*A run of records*
((

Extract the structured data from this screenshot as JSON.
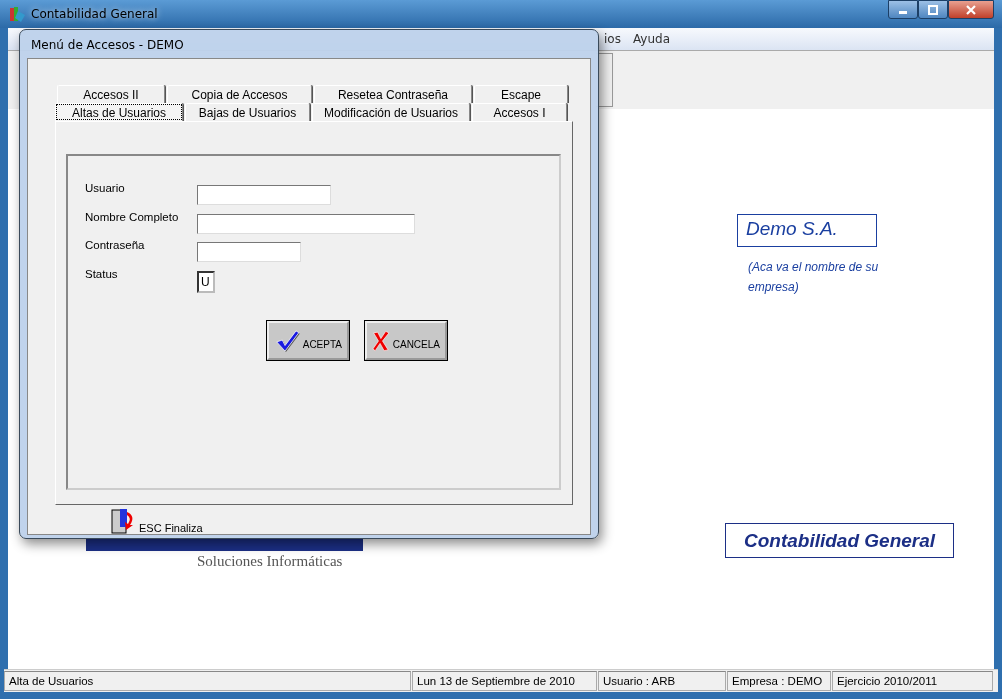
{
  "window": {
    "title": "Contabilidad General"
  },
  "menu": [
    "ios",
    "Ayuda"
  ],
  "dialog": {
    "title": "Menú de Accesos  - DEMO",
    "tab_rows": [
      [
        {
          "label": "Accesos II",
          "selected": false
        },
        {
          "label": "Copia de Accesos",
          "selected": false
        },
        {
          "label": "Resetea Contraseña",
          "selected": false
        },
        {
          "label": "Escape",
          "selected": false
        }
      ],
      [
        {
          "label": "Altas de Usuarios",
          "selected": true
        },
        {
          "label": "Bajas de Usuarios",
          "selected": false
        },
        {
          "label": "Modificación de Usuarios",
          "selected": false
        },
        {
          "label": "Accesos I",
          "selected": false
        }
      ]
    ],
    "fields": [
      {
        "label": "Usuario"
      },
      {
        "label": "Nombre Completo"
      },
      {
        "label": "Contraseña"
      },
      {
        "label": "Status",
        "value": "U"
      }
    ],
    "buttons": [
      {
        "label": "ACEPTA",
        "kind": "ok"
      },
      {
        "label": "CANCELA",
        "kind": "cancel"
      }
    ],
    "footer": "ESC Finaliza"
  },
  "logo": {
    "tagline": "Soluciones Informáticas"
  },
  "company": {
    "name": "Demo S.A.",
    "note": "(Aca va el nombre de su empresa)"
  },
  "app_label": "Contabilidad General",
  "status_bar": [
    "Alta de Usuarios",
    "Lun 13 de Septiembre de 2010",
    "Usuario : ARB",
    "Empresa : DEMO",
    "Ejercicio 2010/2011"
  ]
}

))
((

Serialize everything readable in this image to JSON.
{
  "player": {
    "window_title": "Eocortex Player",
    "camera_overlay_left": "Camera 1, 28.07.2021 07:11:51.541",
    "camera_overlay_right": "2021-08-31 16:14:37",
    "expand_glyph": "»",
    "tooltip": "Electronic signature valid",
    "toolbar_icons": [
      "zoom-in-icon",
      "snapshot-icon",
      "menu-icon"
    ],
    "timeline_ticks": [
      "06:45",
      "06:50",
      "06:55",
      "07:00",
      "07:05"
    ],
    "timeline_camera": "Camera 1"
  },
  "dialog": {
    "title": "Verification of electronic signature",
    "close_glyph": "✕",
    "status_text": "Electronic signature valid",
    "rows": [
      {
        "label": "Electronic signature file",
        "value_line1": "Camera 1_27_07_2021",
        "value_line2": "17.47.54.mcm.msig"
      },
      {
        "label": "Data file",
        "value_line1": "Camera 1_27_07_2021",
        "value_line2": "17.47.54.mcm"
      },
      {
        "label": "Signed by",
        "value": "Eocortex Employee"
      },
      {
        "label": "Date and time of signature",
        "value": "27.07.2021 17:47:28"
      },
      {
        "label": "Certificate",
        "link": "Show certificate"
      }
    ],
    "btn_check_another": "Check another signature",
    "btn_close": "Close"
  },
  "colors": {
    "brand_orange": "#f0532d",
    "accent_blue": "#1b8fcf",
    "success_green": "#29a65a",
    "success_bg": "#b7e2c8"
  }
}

))

*Prompt*
Work out the number of lines above that include the string "JSON" and write only that number.

*Full response*
2